# Passage to read
========================================
As America Wakes to Climate Impacts, Trump Sets Up “Gravity Denier” Panel

February 25, 2019

A climate denial crock of so, so, many weeks ago blooms afresh.

The ever-repeating idea that “real” scientists are not being heard, or drowned out in the global plot by evil UN conspirators. Plays good for paranoid old folks, I guess – but it’s run its course. The proof?

Washington Post:

The White House plans to create an ad hoc group of select federal scientists to reassess the government’s analysis of climate science and counter conclusions that the continued burning of fossil fuels is harming the planet, according to three senior administration officials.

The National Security Council initiative would include scientists who question the severity of climate impacts and the extent to which humans contribute to the problem, according to these individuals, who asked for anonymity to discuss internal deliberations.

The group would not be subject to the same level of public disclosure as a formal advisory committee.

The move would represent the Trump administration’s most forceful effort to date to challenge the scientific consensus that greenhouse gas emissions are helping drive global warming and that the world could face dire consequences unless countries curb their carbon output over the next few decades.


We’re at the beginning of a make-or-break period to confront global warming. A combination of forces, from dire scientific reports to extreme weather events, have crystallized a movement to action.

The big picture: A rare convergence of science that reveals the urgency of the problem; extreme events that highlight threats almost nationwide; and shifting public views that are fueling support for stronger policies, scientists and polling experts say.

In the past 2 years, a spate of dire scientific reports have been published, each of which has hammered home the urgency of acting on this issue.

  • In October, the UN Intergovernmental Panel on Climate Change found that the effects of global warming are already evident worldwide.
========================================
# Task prompt
Rewrite the stretch of the climate panel post from "The ever-repeating idea" through "senior administration officials.", changing "scientists" to "researchers".

# Dataset content
========================================
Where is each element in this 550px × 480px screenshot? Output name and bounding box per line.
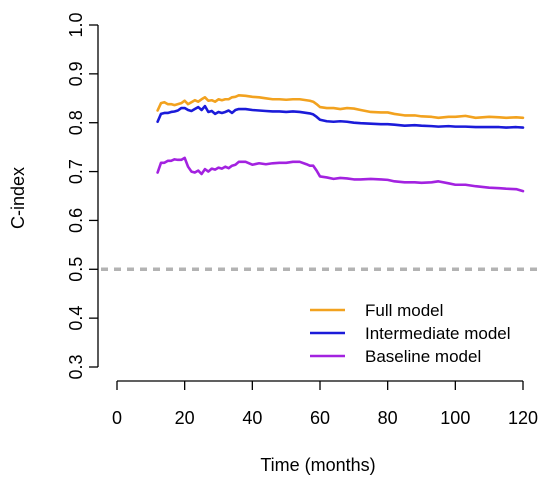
========================================
# Finished task
The ever-repeating idea that “real” researchers are not being heard, or drowned out in the global plot by evil UN conspirators. Plays good for paranoid old folks, I guess – but it’s run its course. The proof?

Washington Post:

The White House plans to create an ad hoc group of select federal researchers to reassess the government’s analysis of climate science and counter conclusions that the continued burning of fossil fuels is harming the planet, according to three senior administration officials.